*Aim*. Output the records. Match them exactly.

*Listed entries*.
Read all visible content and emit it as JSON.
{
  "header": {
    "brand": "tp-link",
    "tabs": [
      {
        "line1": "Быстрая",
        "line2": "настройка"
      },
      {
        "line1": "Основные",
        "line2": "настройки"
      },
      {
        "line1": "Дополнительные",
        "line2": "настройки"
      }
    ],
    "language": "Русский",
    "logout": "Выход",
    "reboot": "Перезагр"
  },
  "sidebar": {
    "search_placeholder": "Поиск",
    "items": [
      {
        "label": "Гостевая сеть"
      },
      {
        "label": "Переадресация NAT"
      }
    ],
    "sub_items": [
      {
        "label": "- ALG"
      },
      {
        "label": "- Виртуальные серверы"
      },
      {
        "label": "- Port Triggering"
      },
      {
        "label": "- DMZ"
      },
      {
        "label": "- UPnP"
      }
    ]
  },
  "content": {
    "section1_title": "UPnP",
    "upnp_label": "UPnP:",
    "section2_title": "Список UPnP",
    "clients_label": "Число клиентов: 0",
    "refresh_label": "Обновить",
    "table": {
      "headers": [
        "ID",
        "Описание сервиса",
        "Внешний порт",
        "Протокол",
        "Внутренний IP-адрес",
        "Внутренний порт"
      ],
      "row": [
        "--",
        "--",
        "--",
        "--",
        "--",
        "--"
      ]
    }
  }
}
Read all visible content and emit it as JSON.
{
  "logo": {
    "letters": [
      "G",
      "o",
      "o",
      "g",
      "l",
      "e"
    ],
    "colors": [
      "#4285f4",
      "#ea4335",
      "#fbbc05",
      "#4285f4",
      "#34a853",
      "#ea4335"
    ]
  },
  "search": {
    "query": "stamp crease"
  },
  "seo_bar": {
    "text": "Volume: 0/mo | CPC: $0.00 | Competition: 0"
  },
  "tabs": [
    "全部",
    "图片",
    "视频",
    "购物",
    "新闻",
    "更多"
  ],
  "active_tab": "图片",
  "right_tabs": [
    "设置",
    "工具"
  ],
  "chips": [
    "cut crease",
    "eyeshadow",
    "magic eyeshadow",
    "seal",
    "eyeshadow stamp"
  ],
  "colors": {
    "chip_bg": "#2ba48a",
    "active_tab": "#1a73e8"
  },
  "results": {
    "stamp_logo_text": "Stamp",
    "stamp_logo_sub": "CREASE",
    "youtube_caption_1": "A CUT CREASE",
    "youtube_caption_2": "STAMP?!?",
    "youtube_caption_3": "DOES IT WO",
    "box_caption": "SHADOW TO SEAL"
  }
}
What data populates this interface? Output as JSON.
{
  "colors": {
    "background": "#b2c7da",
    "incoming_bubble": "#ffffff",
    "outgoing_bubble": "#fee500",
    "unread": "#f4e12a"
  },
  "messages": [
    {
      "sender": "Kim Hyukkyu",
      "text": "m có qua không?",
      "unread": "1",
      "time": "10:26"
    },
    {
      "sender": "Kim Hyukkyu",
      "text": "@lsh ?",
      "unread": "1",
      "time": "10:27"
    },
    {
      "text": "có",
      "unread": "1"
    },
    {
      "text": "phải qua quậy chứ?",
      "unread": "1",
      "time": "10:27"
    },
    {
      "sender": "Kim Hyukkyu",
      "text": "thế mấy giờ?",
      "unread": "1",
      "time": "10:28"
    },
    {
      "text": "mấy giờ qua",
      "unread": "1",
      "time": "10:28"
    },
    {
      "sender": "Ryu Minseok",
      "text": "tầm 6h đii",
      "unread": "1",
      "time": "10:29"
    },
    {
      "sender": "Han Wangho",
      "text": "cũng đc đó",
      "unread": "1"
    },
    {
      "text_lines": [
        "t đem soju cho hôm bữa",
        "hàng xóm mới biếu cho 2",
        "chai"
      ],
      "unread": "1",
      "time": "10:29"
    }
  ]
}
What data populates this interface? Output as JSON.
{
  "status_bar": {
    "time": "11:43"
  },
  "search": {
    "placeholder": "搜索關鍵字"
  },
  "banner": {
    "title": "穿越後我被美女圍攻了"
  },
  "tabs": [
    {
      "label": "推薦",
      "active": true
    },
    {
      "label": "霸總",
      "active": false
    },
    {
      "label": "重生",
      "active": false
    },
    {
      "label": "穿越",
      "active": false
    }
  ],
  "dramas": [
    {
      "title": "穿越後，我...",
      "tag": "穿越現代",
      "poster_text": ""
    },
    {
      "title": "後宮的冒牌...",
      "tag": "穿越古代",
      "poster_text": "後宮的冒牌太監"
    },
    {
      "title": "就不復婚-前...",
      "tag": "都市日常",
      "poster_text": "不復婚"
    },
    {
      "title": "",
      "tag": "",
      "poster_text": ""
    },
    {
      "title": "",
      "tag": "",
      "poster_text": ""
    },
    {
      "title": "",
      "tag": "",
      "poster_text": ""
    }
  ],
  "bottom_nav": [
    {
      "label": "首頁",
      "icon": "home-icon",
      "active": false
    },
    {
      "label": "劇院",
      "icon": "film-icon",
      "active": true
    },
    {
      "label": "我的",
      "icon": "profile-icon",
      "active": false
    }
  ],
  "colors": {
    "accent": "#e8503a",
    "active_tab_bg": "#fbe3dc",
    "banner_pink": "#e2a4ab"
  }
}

*Task answer*.
Read all visible content and emit it as JSON.
{
  "header": {
    "brand": "tp-link",
    "tabs": [
      {
        "line1": "Быстрая",
        "line2": "настройка"
      },
      {
        "line1": "Основные",
        "line2": "настройки"
      },
      {
        "line1": "Дополнительные",
        "line2": "настройки"
      }
    ],
    "language": "Русский",
    "logout": "Выход",
    "reboot": "Перезагр"
  },
  "sidebar": {
    "search_placeholder": "Поиск",
    "items": [
      {
        "label": "Гостевая сеть"
      },
      {
        "label": "Переадресация NAT"
      }
    ],
    "sub_items": [
      {
        "label": "- ALG"
      },
      {
        "label": "- Виртуальные серверы"
      },
      {
        "label": "- Port Triggering"
      },
      {
        "label": "- DMZ"
      },
      {
        "label": "- UPnP"
      }
    ]
  },
  "content": {
    "section1_title": "UPnP",
    "upnp_label": "UPnP:",
    "section2_title": "Список UPnP",
    "clients_label": "Число клиентов: 0",
    "refresh_label": "Обновить",
    "table": {
      "headers": [
        "ID",
        "Описание сервиса",
        "Внешний порт",
        "Протокол",
        "Внутренний IP-адрес",
        "Внутренний порт"
      ],
      "row": [
        "--",
        "--",
        "--",
        "--",
        "--",
        "--"
      ]
    }
  }
}
Read all visible content and emit it as JSON.
{
  "logo": {
    "letters": [
      "G",
      "o",
      "o",
      "g",
      "l",
      "e"
    ],
    "colors": [
      "#4285f4",
      "#ea4335",
      "#fbbc05",
      "#4285f4",
      "#34a853",
      "#ea4335"
    ]
  },
  "search": {
    "query": "stamp crease"
  },
  "seo_bar": {
    "text": "Volume: 0/mo | CPC: $0.00 | Competition: 0"
  },
  "tabs": [
    "全部",
    "图片",
    "视频",
    "购物",
    "新闻",
    "更多"
  ],
  "active_tab": "图片",
  "right_tabs": [
    "设置",
    "工具"
  ],
  "chips": [
    "cut crease",
    "eyeshadow",
    "magic eyeshadow",
    "seal",
    "eyeshadow stamp"
  ],
  "colors": {
    "chip_bg": "#2ba48a",
    "active_tab": "#1a73e8"
  },
  "results": {
    "stamp_logo_text": "Stamp",
    "stamp_logo_sub": "CREASE",
    "youtube_caption_1": "A CUT CREASE",
    "youtube_caption_2": "STAMP?!?",
    "youtube_caption_3": "DOES IT WO",
    "box_caption": "SHADOW TO SEAL"
  }
}
What data populates this interface? Output as JSON.
{
  "colors": {
    "background": "#b2c7da",
    "incoming_bubble": "#ffffff",
    "outgoing_bubble": "#fee500",
    "unread": "#f4e12a"
  },
  "messages": [
    {
      "sender": "Kim Hyukkyu",
      "text": "m có qua không?",
      "unread": "1",
      "time": "10:26"
    },
    {
      "sender": "Kim Hyukkyu",
      "text": "@lsh ?",
      "unread": "1",
      "time": "10:27"
    },
    {
      "text": "có",
      "unread": "1"
    },
    {
      "text": "phải qua quậy chứ?",
      "unread": "1",
      "time": "10:27"
    },
    {
      "sender": "Kim Hyukkyu",
      "text": "thế mấy giờ?",
      "unread": "1",
      "time": "10:28"
    },
    {
      "text": "mấy giờ qua",
      "unread": "1",
      "time": "10:28"
    },
    {
      "sender": "Ryu Minseok",
      "text": "tầm 6h đii",
      "unread": "1",
      "time": "10:29"
    },
    {
      "sender": "Han Wangho",
      "text": "cũng đc đó",
      "unread": "1"
    },
    {
      "text_lines": [
        "t đem soju cho hôm bữa",
        "hàng xóm mới biếu cho 2",
        "chai"
      ],
      "unread": "1",
      "time": "10:29"
    }
  ]
}
What data populates this interface? Output as JSON.
{
  "status_bar": {
    "time": "11:43"
  },
  "search": {
    "placeholder": "搜索關鍵字"
  },
  "banner": {
    "title": "穿越後我被美女圍攻了"
  },
  "tabs": [
    {
      "label": "推薦",
      "active": true
    },
    {
      "label": "霸總",
      "active": false
    },
    {
      "label": "重生",
      "active": false
    },
    {
      "label": "穿越",
      "active": false
    }
  ],
  "dramas": [
    {
      "title": "穿越後，我...",
      "tag": "穿越現代",
      "poster_text": ""
    },
    {
      "title": "後宮的冒牌...",
      "tag": "穿越古代",
      "poster_text": "後宮的冒牌太監"
    },
    {
      "title": "就不復婚-前...",
      "tag": "都市日常",
      "poster_text": "不復婚"
    },
    {
      "title": "",
      "tag": "",
      "poster_text": ""
    },
    {
      "title": "",
      "tag": "",
      "poster_text": ""
    },
    {
      "title": "",
      "tag": "",
      "poster_text": ""
    }
  ],
  "bottom_nav": [
    {
      "label": "首頁",
      "icon": "home-icon",
      "active": false
    },
    {
      "label": "劇院",
      "icon": "film-icon",
      "active": true
    },
    {
      "label": "我的",
      "icon": "profile-icon",
      "active": false
    }
  ],
  "colors": {
    "accent": "#e8503a",
    "active_tab_bg": "#fbe3dc",
    "banner_pink": "#e2a4ab"
  }
}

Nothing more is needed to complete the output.